• Problem to work on
Locate the string "please" in the records below. Copy every line where it occurs.

• Data for the task

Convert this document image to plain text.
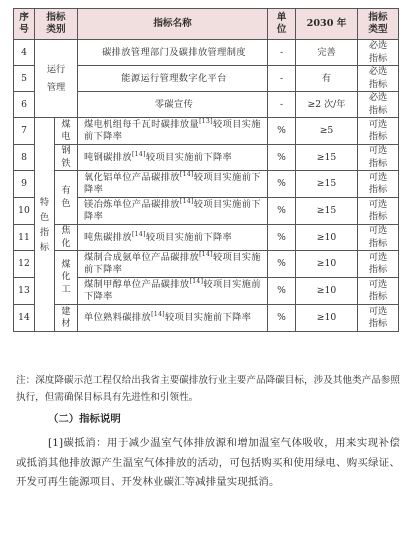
序号	指标类别		指标名称	单位	2030 年	指标类型
4	运行管理		碳排放管理部门及碳排放管理制度	-	完善	必选指标
5			能源运行管理数字化平台	-	有	必选指标
6			零碳宣传	-	≥2 次/年	必选指标
7	特色指标	煤电	煤电机组每千瓦时碳排放量[13]较项目实施前下降率	%	≥5	可选指标
8		钢铁	吨钢碳排放[14]较项目实施前下降率	%	≥15	可选指标
9		有色	氧化铝单位产品碳排放[14]较项目实施前下降率	%	≥15	可选指标
10			镁冶炼单位产品碳排放[14]较项目实施前下降率	%	≥15	可选指标
11		焦化	吨焦碳排放[14]较项目实施前下降率	%	≥10	可选指标
12		煤化工	煤制合成氨单位产品碳排放[14]较项目实施前下降率	%	≥10	可选指标
13			煤制甲醇单位产品碳排放[14]较项目实施前下降率	%	≥10	可选指标
14		建材	单位熟料碳排放[14]较项目实施前下降率	%	≥10	可选指标

注：深度降碳示范工程仅给出我省主要碳排放行业主要产品降碳目标，涉及其他类产品参照执行，但需确保目标具有先进性和引领性。

（二）指标说明

[1]碳抵消：用于减少温室气体排放源和增加温室气体吸收，用来实现补偿或抵消其他排放源产生温室气体排放的活动，可包括购买和使用绿电、购买绿证、开发可再生能源项目、开发林业碳汇等减排量实现抵消。
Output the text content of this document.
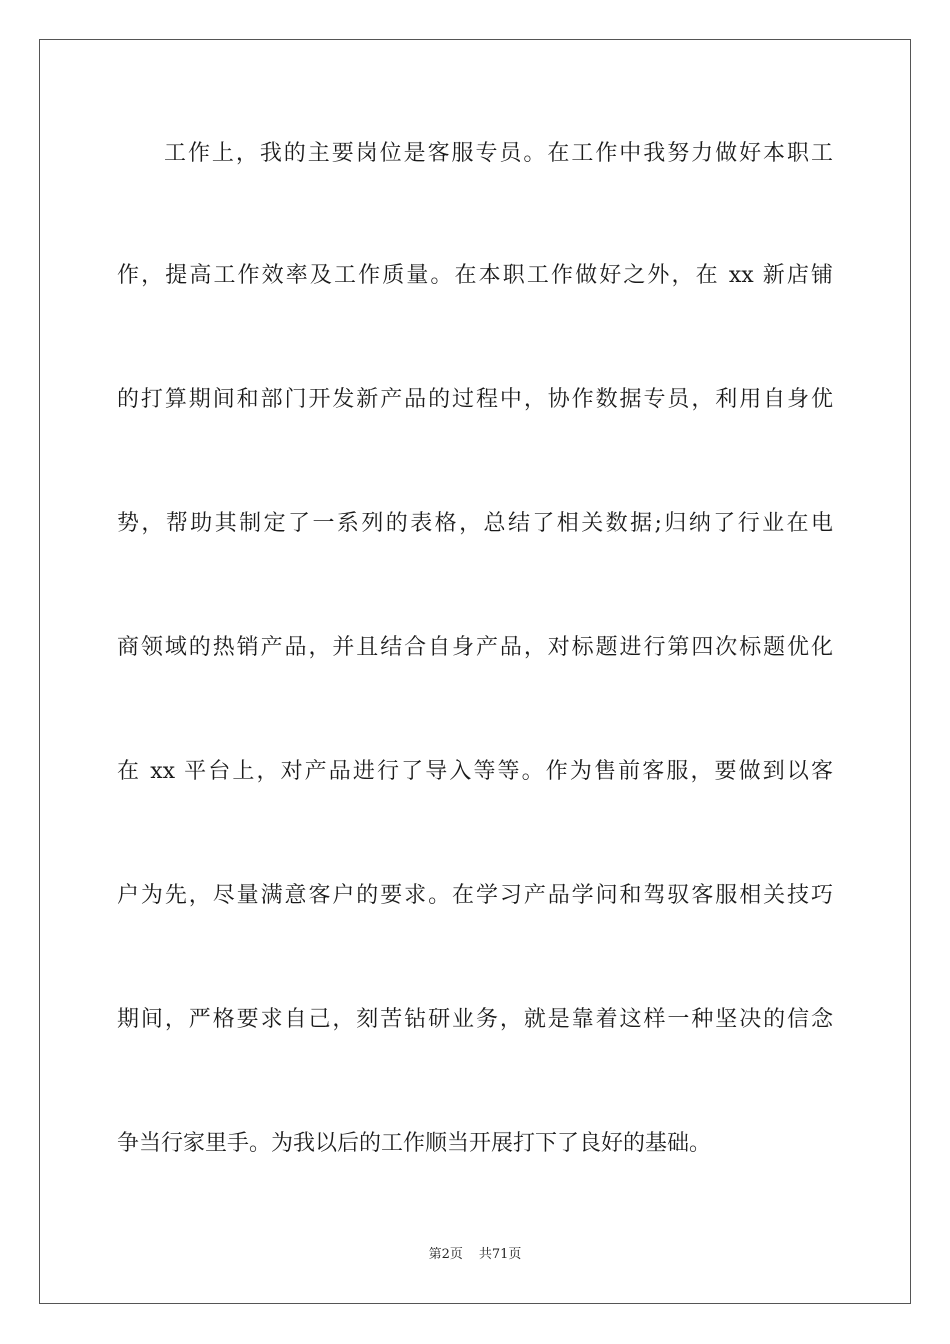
工作上，我的主要岗位是客服专员。在工作中我努力做好本职工
作，提高工作效率及工作质量。在本职工作做好之外，在 xx 新店铺
的打算期间和部门开发新产品的过程中，协作数据专员，利用自身优
势，帮助其制定了一系列的表格，总结了相关数据;归纳了行业在电
商领域的热销产品，并且结合自身产品，对标题进行第四次标题优化
在 xx 平台上，对产品进行了导入等等。作为售前客服，要做到以客
户为先，尽量满意客户的要求。在学习产品学问和驾驭客服相关技巧
期间，严格要求自己，刻苦钻研业务，就是靠着这样一种坚决的信念
争当行家里手。为我以后的工作顺当开展打下了良好的基础。
第2页 共71页
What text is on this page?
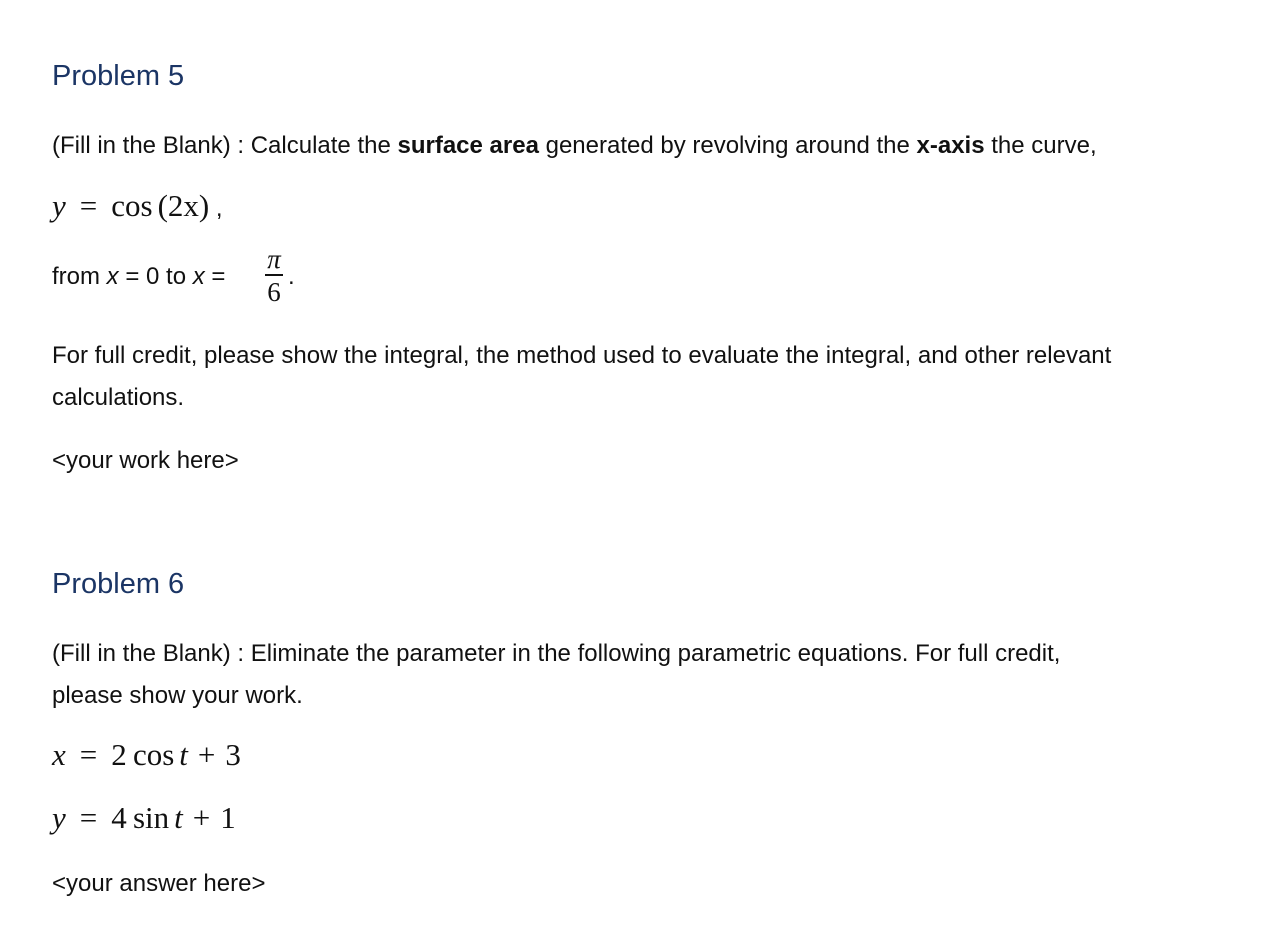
Problem 5
(Fill in the Blank) : Calculate the surface area generated by revolving around the x-axis the curve,
y = cos (2x) ,
from x = 0 to x =
π
6
.
For full credit, please show the integral, the method used to evaluate the integral, and other relevant
calculations.
<your work here>
Problem 6
(Fill in the Blank) : Eliminate the parameter in the following parametric equations. For full credit,
please show your work.
x = 2  cos t + 3
y = 4  sin t + 1
<your answer here>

• Finished answer
For full credit, please show the integral, the method used to evaluate the integral, and other relevant
please show your work.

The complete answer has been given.